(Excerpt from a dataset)

Begin

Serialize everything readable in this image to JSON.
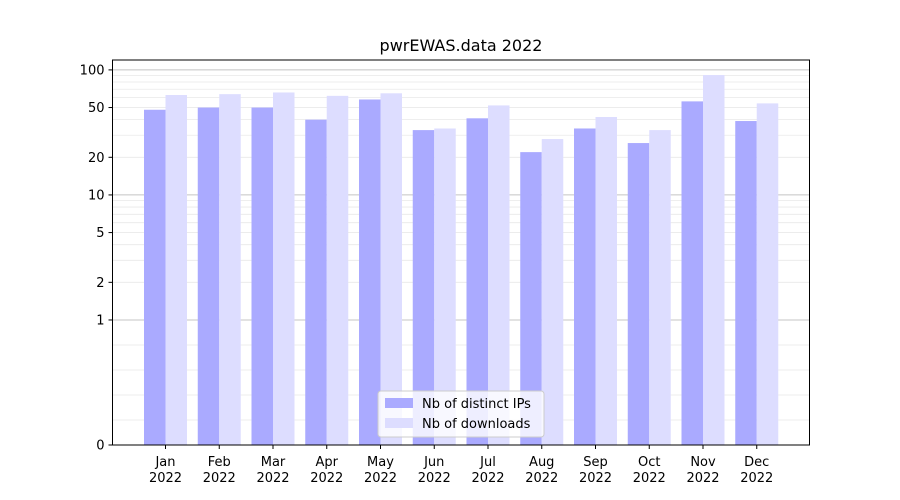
{
  "chart_data": {
    "type": "bar",
    "title": "pwrEWAS.data 2022",
    "xlabel": "",
    "ylabel": "",
    "y_scale": "symlog",
    "ylim": [
      0,
      120
    ],
    "yticks": [
      0,
      1,
      2,
      5,
      10,
      20,
      50,
      100
    ],
    "ytick_labels": [
      "0",
      "1",
      "2",
      "5",
      "10",
      "20",
      "50",
      "100"
    ],
    "categories": [
      "Jan\n2022",
      "Feb\n2022",
      "Mar\n2022",
      "Apr\n2022",
      "May\n2022",
      "Jun\n2022",
      "Jul\n2022",
      "Aug\n2022",
      "Sep\n2022",
      "Oct\n2022",
      "Nov\n2022",
      "Dec\n2022"
    ],
    "series": [
      {
        "name": "Nb of distinct IPs",
        "color": "#aaaaff",
        "values": [
          48,
          50,
          50,
          40,
          58,
          33,
          41,
          22,
          34,
          26,
          56,
          39
        ]
      },
      {
        "name": "Nb of downloads",
        "color": "#ddddff",
        "values": [
          63,
          64,
          66,
          62,
          65,
          34,
          52,
          28,
          42,
          33,
          91,
          54
        ]
      }
    ],
    "legend_position": "bottom-center",
    "grid": {
      "major": [
        1,
        10,
        100
      ],
      "minor": [
        0.2,
        0.4,
        0.6,
        0.8,
        2,
        3,
        4,
        5,
        6,
        7,
        8,
        9,
        20,
        30,
        40,
        50,
        60,
        70,
        80,
        90
      ]
    }
  }
}
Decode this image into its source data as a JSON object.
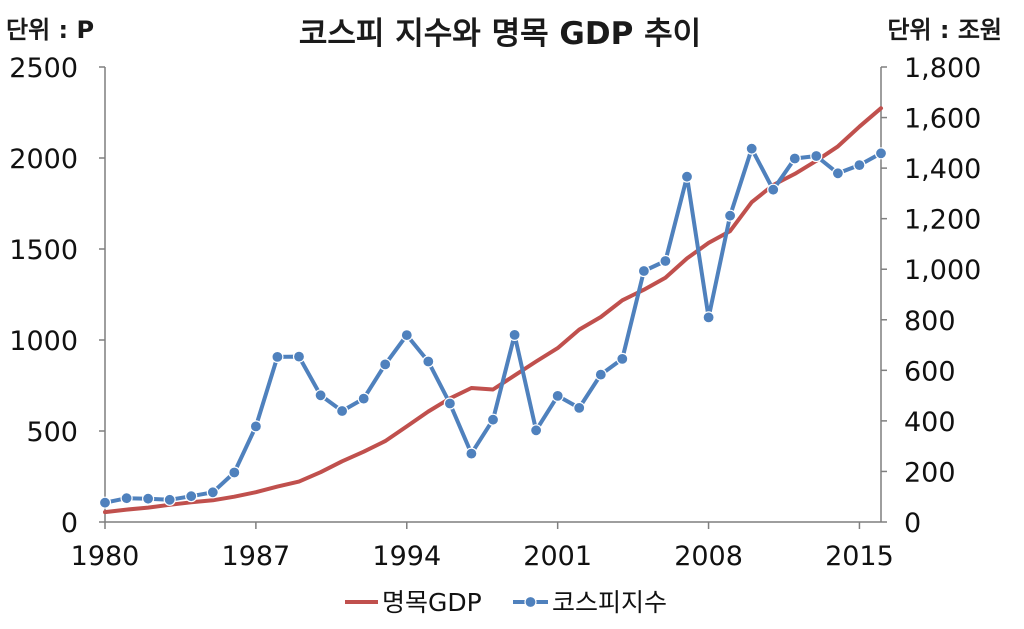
{
  "chart_data": {
    "type": "line",
    "title": "코스피 지수와 명목 GDP 추이",
    "left_unit_label": "단위 : P",
    "right_unit_label": "단위 : 조원",
    "x": [
      1980,
      1981,
      1982,
      1983,
      1984,
      1985,
      1986,
      1987,
      1988,
      1989,
      1990,
      1991,
      1992,
      1993,
      1994,
      1995,
      1996,
      1997,
      1998,
      1999,
      2000,
      2001,
      2002,
      2003,
      2004,
      2005,
      2006,
      2007,
      2008,
      2009,
      2010,
      2011,
      2012,
      2013,
      2014,
      2015,
      2016
    ],
    "xlim": [
      1980,
      2016
    ],
    "x_ticks": [
      "1980",
      "1987",
      "1994",
      "2001",
      "2008",
      "2015"
    ],
    "x_tick_values": [
      1980,
      1987,
      1994,
      2001,
      2008,
      2015
    ],
    "y_left_ticks": [
      "0",
      "500",
      "1000",
      "1500",
      "2000",
      "2500"
    ],
    "y_left_lim": [
      0,
      2500
    ],
    "y_right_ticks": [
      "0",
      "200",
      "400",
      "600",
      "800",
      "1,000",
      "1,200",
      "1,400",
      "1,600",
      "1,800"
    ],
    "y_right_lim": [
      0,
      1800
    ],
    "series": [
      {
        "name": "명목GDP",
        "axis": "right",
        "color": "#c0504d",
        "marker": "none",
        "values": [
          39,
          49,
          57,
          68,
          78,
          86,
          100,
          118,
          140,
          160,
          197,
          240,
          278,
          320,
          378,
          437,
          489,
          530,
          524,
          580,
          635,
          688,
          761,
          811,
          877,
          919,
          966,
          1043,
          1104,
          1151,
          1265,
          1333,
          1377,
          1429,
          1486,
          1564,
          1637
        ]
      },
      {
        "name": "코스피지수",
        "axis": "left",
        "color": "#4f81bd",
        "marker": "circle",
        "values": [
          106,
          131,
          128,
          122,
          142,
          163,
          272,
          525,
          907,
          909,
          696,
          610,
          678,
          866,
          1027,
          882,
          651,
          376,
          562,
          1028,
          504,
          693,
          627,
          810,
          896,
          1379,
          1434,
          1897,
          1124,
          1683,
          2051,
          1826,
          1997,
          2011,
          1916,
          1961,
          2026
        ]
      }
    ],
    "legend": {
      "placement": "bottom",
      "entries": [
        "명목GDP",
        "코스피지수"
      ]
    }
  }
}
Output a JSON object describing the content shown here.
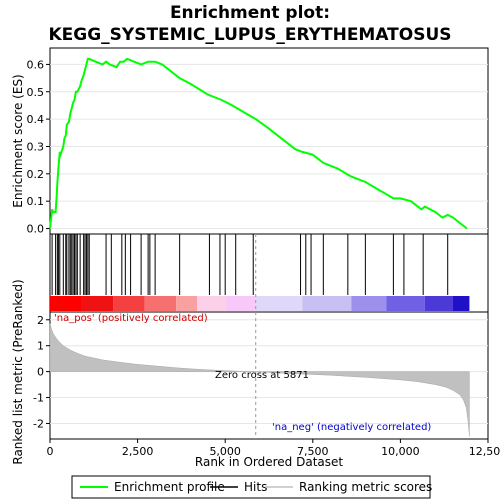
{
  "chart_data": {
    "type": "line",
    "title_line1": "Enrichment plot:",
    "title_line2": "KEGG_SYSTEMIC_LUPUS_ERYTHEMATOSUS",
    "top_panel": {
      "ylabel": "Enrichment score (ES)",
      "ylim": [
        -0.02,
        0.66
      ],
      "yticks": [
        "0.0",
        "0.1",
        "0.2",
        "0.3",
        "0.4",
        "0.5",
        "0.6"
      ],
      "ytick_values": [
        0.0,
        0.1,
        0.2,
        0.3,
        0.4,
        0.5,
        0.6
      ],
      "line_color": "#00ff00",
      "series": [
        {
          "name": "Enrichment profile",
          "x": [
            0,
            60,
            90,
            160,
            190,
            210,
            240,
            280,
            300,
            380,
            410,
            450,
            480,
            540,
            580,
            620,
            660,
            700,
            740,
            780,
            860,
            900,
            960,
            1000,
            1040,
            1080,
            1120,
            1300,
            1500,
            1600,
            1700,
            1900,
            2000,
            2100,
            2200,
            2400,
            2600,
            2800,
            3000,
            3200,
            3700,
            4000,
            4500,
            4900,
            5200,
            5600,
            5871,
            6200,
            6600,
            7000,
            7200,
            7500,
            7800,
            8200,
            8600,
            9000,
            9400,
            9800,
            10000,
            10300,
            10600,
            10700,
            11000,
            11200,
            11350,
            11500,
            11700,
            11900
          ],
          "y": [
            0.0,
            0.07,
            0.06,
            0.06,
            0.12,
            0.17,
            0.22,
            0.28,
            0.27,
            0.3,
            0.33,
            0.34,
            0.38,
            0.39,
            0.42,
            0.44,
            0.46,
            0.47,
            0.5,
            0.5,
            0.52,
            0.54,
            0.56,
            0.58,
            0.6,
            0.62,
            0.62,
            0.61,
            0.6,
            0.61,
            0.6,
            0.59,
            0.61,
            0.61,
            0.62,
            0.61,
            0.6,
            0.61,
            0.61,
            0.6,
            0.55,
            0.53,
            0.49,
            0.47,
            0.45,
            0.42,
            0.4,
            0.37,
            0.33,
            0.29,
            0.28,
            0.27,
            0.24,
            0.22,
            0.19,
            0.17,
            0.14,
            0.11,
            0.11,
            0.1,
            0.07,
            0.08,
            0.06,
            0.04,
            0.05,
            0.04,
            0.02,
            0.0
          ]
        }
      ]
    },
    "hits_panel": {
      "hit_positions": [
        60,
        160,
        210,
        240,
        280,
        380,
        450,
        480,
        540,
        580,
        620,
        660,
        700,
        740,
        780,
        860,
        960,
        1000,
        1040,
        1080,
        1120,
        1600,
        1750,
        2050,
        2150,
        2300,
        2600,
        2800,
        2850,
        3000,
        3700,
        4550,
        4850,
        5000,
        5300,
        5800,
        7150,
        7300,
        7450,
        7800,
        8500,
        9000,
        9800,
        10100,
        10650,
        11350
      ],
      "colorbar_colors": [
        "#ff0000",
        "#ee1212",
        "#f44040",
        "#f67070",
        "#f9a0a0",
        "#fcd0e8",
        "#f8c8f8",
        "#e0d8f8",
        "#c8c0f4",
        "#9d90ec",
        "#7060e4",
        "#4c3ad8",
        "#2010c8"
      ],
      "colorbar_stops": [
        0,
        900,
        1800,
        2700,
        3600,
        4200,
        5000,
        5871,
        7200,
        8600,
        9600,
        10700,
        11500,
        11970
      ]
    },
    "bottom_panel": {
      "ylabel": "Ranked list metric (PreRanked)",
      "ylim": [
        -2.6,
        2.3
      ],
      "yticks": [
        "2",
        "1",
        "0",
        "-1",
        "-2"
      ],
      "ytick_values": [
        2,
        1,
        0,
        -1,
        -2
      ],
      "fill_color": "#c0c0c0",
      "metric_x": [
        0,
        50,
        100,
        200,
        300,
        400,
        600,
        800,
        1000,
        1500,
        2000,
        2500,
        3000,
        3500,
        4000,
        4500,
        5000,
        5500,
        5871,
        6500,
        7000,
        7500,
        8000,
        8500,
        9000,
        9500,
        10000,
        10500,
        11000,
        11300,
        11500,
        11700,
        11800,
        11880,
        11930,
        11970
      ],
      "metric_y": [
        1.85,
        1.6,
        1.45,
        1.25,
        1.1,
        0.98,
        0.82,
        0.7,
        0.6,
        0.45,
        0.36,
        0.28,
        0.22,
        0.16,
        0.11,
        0.07,
        0.04,
        0.01,
        0.0,
        -0.05,
        -0.08,
        -0.11,
        -0.14,
        -0.18,
        -0.22,
        -0.27,
        -0.32,
        -0.39,
        -0.5,
        -0.6,
        -0.72,
        -0.9,
        -1.1,
        -1.4,
        -1.9,
        -2.5
      ],
      "xlabel": "Rank in Ordered Dataset",
      "xlim": [
        0,
        12500
      ],
      "xticks": [
        "0",
        "2,500",
        "5,000",
        "7,500",
        "10,000",
        "12,500"
      ],
      "xtick_values": [
        0,
        2500,
        5000,
        7500,
        10000,
        12500
      ],
      "annotation_pos": "'na_pos' (positively correlated)",
      "annotation_neg": "'na_neg' (negatively correlated)",
      "annotation_zero": "Zero cross at 5871",
      "zero_cross": 5871,
      "pos_color": "#cc0000",
      "neg_color": "#0000cc"
    },
    "legend": {
      "items": [
        {
          "label": "Enrichment profile",
          "color": "#00ff00",
          "style": "line"
        },
        {
          "label": "Hits",
          "color": "#000000",
          "style": "line"
        },
        {
          "label": "Ranking metric scores",
          "color": "#c0c0c0",
          "style": "line"
        }
      ]
    }
  }
}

End

- _What the task asks_
Lines containing the word "JSON" are to be tallied; report only the total.

- _Complete output_
3